• [REQUIRED TASK]: Go through the records and copy each line where the word "icon" occurs.

• [INFORMATION PROVIDED]:
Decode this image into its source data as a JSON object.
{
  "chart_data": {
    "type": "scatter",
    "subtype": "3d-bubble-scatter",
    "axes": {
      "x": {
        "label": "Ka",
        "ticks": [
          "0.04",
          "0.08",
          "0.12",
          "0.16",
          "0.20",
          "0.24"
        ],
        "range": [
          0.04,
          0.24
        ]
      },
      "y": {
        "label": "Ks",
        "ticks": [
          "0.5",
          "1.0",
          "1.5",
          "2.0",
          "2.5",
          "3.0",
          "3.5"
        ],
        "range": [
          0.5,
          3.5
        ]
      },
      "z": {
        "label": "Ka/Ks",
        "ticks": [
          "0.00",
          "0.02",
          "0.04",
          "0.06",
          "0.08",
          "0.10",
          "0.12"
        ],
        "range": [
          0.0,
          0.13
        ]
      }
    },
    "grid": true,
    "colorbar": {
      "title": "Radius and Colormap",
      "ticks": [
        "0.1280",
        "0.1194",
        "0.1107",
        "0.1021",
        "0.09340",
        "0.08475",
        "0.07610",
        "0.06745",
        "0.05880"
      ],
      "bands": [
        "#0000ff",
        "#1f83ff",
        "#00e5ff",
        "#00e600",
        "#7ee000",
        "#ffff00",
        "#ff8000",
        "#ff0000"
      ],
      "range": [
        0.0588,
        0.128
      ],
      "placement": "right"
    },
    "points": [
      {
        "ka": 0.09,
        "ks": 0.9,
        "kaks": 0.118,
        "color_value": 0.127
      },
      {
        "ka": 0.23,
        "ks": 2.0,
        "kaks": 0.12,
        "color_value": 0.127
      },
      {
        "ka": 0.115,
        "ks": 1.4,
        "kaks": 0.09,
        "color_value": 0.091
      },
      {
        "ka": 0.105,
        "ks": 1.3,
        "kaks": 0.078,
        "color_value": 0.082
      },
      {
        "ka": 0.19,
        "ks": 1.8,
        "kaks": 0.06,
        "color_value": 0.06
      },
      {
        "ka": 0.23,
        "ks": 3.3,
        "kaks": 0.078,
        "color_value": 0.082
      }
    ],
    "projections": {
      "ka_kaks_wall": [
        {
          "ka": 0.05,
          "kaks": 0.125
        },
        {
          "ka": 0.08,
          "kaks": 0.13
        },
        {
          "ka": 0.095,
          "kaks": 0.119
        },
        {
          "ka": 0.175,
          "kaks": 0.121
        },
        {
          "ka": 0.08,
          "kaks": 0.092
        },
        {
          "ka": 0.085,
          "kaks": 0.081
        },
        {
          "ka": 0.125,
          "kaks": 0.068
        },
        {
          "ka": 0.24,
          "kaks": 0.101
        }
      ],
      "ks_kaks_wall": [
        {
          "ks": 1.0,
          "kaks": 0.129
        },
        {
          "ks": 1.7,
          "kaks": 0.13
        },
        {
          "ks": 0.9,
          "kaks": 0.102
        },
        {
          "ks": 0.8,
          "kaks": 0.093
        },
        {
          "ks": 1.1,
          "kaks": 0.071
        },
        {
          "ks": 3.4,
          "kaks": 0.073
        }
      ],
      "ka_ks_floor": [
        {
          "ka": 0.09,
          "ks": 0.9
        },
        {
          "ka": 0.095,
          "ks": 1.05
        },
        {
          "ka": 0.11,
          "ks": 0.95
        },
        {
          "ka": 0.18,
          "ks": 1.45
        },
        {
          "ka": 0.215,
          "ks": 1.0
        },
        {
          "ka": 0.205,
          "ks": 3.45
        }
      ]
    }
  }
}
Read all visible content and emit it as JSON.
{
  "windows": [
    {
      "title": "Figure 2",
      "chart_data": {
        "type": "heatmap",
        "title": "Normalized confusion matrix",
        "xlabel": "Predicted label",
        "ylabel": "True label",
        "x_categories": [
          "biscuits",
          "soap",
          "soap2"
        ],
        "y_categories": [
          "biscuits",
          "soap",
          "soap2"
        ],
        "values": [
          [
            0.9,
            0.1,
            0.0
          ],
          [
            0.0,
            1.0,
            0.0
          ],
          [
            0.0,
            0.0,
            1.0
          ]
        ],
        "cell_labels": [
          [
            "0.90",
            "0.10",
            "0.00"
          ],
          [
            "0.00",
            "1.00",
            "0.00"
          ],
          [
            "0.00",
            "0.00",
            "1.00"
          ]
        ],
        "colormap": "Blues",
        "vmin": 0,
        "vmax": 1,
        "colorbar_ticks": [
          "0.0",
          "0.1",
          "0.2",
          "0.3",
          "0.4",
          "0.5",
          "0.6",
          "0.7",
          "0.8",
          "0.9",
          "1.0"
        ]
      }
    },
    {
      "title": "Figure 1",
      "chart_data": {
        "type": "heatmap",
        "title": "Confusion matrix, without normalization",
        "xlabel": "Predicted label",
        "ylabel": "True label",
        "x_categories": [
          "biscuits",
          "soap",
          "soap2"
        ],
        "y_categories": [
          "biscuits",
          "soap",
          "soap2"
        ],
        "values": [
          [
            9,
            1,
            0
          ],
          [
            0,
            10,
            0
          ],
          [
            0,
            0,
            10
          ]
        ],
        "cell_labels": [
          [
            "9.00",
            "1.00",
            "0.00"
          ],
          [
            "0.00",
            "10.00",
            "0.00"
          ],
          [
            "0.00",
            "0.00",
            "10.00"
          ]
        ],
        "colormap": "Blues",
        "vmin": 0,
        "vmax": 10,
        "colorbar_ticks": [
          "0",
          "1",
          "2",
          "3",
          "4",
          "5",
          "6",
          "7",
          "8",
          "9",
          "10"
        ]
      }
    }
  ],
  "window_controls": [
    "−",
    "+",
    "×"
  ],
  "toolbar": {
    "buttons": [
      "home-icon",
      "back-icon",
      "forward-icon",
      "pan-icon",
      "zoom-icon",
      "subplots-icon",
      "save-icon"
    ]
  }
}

• [RESULT FOR THIS EXERCISE]:
      "home-icon",
      "back-icon",
      "forward-icon",
      "pan-icon",
      "zoom-icon",
      "subplots-icon",
      "save-icon"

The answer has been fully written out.